— BEGIN —

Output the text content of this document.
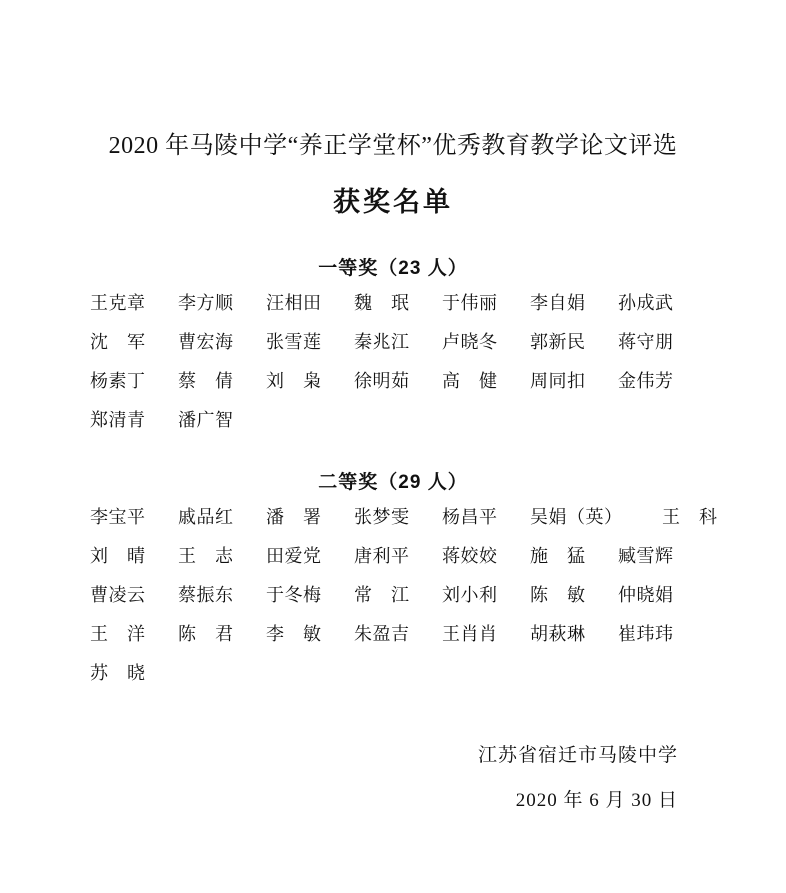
2020 年马陵中学“养正学堂杯”优秀教育教学论文评选
获奖名单
一等奖（23 人）
王克章	李方顺	汪相田	魏　珉	于伟丽	李自娟	孙成武
沈　军	曹宏海	张雪莲	秦兆江	卢晓冬	郭新民	蒋守朋
杨素丁	蔡　倩	刘　枭	徐明茹	高　健	周同扣	金伟芳
郑清青	潘广智
二等奖（29 人）
李宝平	戚品红	潘　署	张梦雯	杨昌平	吴娟（英）	王　科
刘　晴	王　志	田爱党	唐利平	蒋姣姣	施　猛	臧雪辉
曹凌云	蔡振东	于冬梅	常　江	刘小利	陈　敏	仲晓娟
王　洋	陈　君	李　敏	朱盈吉	王肖肖	胡萩琳	崔玮玮
苏　晓
江苏省宿迁市马陵中学
2020 年 6 月 30 日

— END —

• **WHAT YOU HAVE TO DO**
Return all of the entries word for word, but omit the pictures.

• **SOLUTION TO THIS PROBLEM**
Output the text content of this document.
2020 年马陵中学“养正学堂杯”优秀教育教学论文评选
获奖名单
一等奖（23 人）
王克章	李方顺	汪相田	魏　珉	于伟丽	李自娟	孙成武
沈　军	曹宏海	张雪莲	秦兆江	卢晓冬	郭新民	蒋守朋
杨素丁	蔡　倩	刘　枭	徐明茹	高　健	周同扣	金伟芳
郑清青	潘广智
二等奖（29 人）
李宝平	戚品红	潘　署	张梦雯	杨昌平	吴娟（英）	王　科
刘　晴	王　志	田爱党	唐利平	蒋姣姣	施　猛	臧雪辉
曹凌云	蔡振东	于冬梅	常　江	刘小利	陈　敏	仲晓娟
王　洋	陈　君	李　敏	朱盈吉	王肖肖	胡萩琳	崔玮玮
苏　晓
江苏省宿迁市马陵中学
2020 年 6 月 30 日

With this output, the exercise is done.